WHAT YOU ARE ASKED TO DO = Exactly as written, print each record in the listing.

--- START OF RECORDS SUPPLIED ---

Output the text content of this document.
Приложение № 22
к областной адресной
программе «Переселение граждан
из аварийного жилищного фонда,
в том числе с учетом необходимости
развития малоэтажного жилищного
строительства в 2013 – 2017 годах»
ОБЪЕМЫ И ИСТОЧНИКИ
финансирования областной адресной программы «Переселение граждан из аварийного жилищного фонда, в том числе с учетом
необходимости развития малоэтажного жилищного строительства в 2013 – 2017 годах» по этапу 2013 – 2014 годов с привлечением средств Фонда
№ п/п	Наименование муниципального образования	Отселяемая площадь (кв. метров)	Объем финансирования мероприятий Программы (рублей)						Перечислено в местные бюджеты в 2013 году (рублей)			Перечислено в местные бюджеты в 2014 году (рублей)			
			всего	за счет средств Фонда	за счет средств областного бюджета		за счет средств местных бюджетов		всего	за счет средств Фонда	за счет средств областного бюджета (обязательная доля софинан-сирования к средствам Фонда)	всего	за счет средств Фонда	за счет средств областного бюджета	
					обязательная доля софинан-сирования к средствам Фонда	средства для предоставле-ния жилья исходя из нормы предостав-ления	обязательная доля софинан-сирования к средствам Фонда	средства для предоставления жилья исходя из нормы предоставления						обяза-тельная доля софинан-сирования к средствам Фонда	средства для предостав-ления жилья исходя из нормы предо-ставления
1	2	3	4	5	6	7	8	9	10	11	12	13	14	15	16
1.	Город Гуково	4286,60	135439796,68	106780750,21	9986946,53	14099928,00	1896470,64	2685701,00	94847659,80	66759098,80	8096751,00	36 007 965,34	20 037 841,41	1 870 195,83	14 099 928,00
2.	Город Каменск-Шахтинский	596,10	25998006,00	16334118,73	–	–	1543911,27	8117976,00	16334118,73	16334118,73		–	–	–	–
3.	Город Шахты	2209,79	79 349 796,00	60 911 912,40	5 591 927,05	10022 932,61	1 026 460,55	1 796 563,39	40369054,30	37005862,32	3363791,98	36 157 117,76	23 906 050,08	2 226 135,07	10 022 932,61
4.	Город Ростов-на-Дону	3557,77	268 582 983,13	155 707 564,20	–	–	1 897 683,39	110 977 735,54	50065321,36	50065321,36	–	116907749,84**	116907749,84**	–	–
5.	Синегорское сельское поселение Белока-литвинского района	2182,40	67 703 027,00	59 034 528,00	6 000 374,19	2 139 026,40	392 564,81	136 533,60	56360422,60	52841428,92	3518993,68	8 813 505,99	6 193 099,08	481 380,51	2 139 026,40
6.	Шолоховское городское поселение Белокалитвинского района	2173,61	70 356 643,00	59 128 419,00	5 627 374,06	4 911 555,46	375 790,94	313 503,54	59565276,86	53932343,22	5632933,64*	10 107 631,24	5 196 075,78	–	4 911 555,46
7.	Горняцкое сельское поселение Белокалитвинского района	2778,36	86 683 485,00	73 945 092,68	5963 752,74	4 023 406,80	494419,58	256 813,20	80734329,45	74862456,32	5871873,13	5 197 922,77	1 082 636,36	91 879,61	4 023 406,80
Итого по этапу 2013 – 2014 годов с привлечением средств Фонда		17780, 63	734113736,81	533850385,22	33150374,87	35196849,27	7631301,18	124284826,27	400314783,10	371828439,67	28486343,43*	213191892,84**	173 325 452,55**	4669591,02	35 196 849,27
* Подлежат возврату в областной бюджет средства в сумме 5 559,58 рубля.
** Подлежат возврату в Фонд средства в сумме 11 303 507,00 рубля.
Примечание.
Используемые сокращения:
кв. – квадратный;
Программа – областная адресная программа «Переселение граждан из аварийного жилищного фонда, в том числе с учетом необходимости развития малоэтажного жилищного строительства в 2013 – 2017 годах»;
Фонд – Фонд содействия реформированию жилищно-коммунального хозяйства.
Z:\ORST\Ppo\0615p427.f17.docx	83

--- END OF RECORDS SUPPLIED ---

EXERCISE RESPONSE =
Output the text content of this document.
Приложение № 22
к областной адресной
программе «Переселение граждан
из аварийного жилищного фонда,
в том числе с учетом необходимости
развития малоэтажного жилищного
строительства в 2013 – 2017 годах»
ОБЪЕМЫ И ИСТОЧНИКИ
финансирования областной адресной программы «Переселение граждан из аварийного жилищного фонда, в том числе с учетом
необходимости развития малоэтажного жилищного строительства в 2013 – 2017 годах» по этапу 2013 – 2014 годов с привлечением средств Фонда
№ п/п	Наименование муниципального образования	Отселяемая площадь (кв. метров)	Объем финансирования мероприятий Программы (рублей)						Перечислено в местные бюджеты в 2013 году (рублей)			Перечислено в местные бюджеты в 2014 году (рублей)			
			всего	за счет средств Фонда	за счет средств областного бюджета		за счет средств местных бюджетов		всего	за счет средств Фонда	за счет средств областного бюджета (обязательная доля софинан-сирования к средствам Фонда)	всего	за счет средств Фонда	за счет средств областного бюджета	
					обязательная доля софинан-сирования к средствам Фонда	средства для предоставле-ния жилья исходя из нормы предостав-ления	обязательная доля софинан-сирования к средствам Фонда	средства для предоставления жилья исходя из нормы предоставления						обяза-тельная доля софинан-сирования к средствам Фонда	средства для предостав-ления жилья исходя из нормы предо-ставления
1	2	3	4	5	6	7	8	9	10	11	12	13	14	15	16
1.	Город Гуково	4286,60	135439796,68	106780750,21	9986946,53	14099928,00	1896470,64	2685701,00	94847659,80	66759098,80	8096751,00	36 007 965,34	20 037 841,41	1 870 195,83	14 099 928,00
2.	Город Каменск-Шахтинский	596,10	25998006,00	16334118,73	–	–	1543911,27	8117976,00	16334118,73	16334118,73		–	–	–	–
3.	Город Шахты	2209,79	79 349 796,00	60 911 912,40	5 591 927,05	10022 932,61	1 026 460,55	1 796 563,39	40369054,30	37005862,32	3363791,98	36 157 117,76	23 906 050,08	2 226 135,07	10 022 932,61
4.	Город Ростов-на-Дону	3557,77	268 582 983,13	155 707 564,20	–	–	1 897 683,39	110 977 735,54	50065321,36	50065321,36	–	116907749,84**	116907749,84**	–	–
5.	Синегорское сельское поселение Белока-литвинского района	2182,40	67 703 027,00	59 034 528,00	6 000 374,19	2 139 026,40	392 564,81	136 533,60	56360422,60	52841428,92	3518993,68	8 813 505,99	6 193 099,08	481 380,51	2 139 026,40
6.	Шолоховское городское поселение Белокалитвинского района	2173,61	70 356 643,00	59 128 419,00	5 627 374,06	4 911 555,46	375 790,94	313 503,54	59565276,86	53932343,22	5632933,64*	10 107 631,24	5 196 075,78	–	4 911 555,46
7.	Горняцкое сельское поселение Белокалитвинского района	2778,36	86 683 485,00	73 945 092,68	5963 752,74	4 023 406,80	494419,58	256 813,20	80734329,45	74862456,32	5871873,13	5 197 922,77	1 082 636,36	91 879,61	4 023 406,80
Итого по этапу 2013 – 2014 годов с привлечением средств Фонда		17780, 63	734113736,81	533850385,22	33150374,87	35196849,27	7631301,18	124284826,27	400314783,10	371828439,67	28486343,43*	213191892,84**	173 325 452,55**	4669591,02	35 196 849,27
* Подлежат возврату в областной бюджет средства в сумме 5 559,58 рубля.
** Подлежат возврату в Фонд средства в сумме 11 303 507,00 рубля.
Примечание.
Используемые сокращения:
кв. – квадратный;
Программа – областная адресная программа «Переселение граждан из аварийного жилищного фонда, в том числе с учетом необходимости развития малоэтажного жилищного строительства в 2013 – 2017 годах»;
Фонд – Фонд содействия реформированию жилищно-коммунального хозяйства.
Z:\ORST\Ppo\0615p427.f17.docx	83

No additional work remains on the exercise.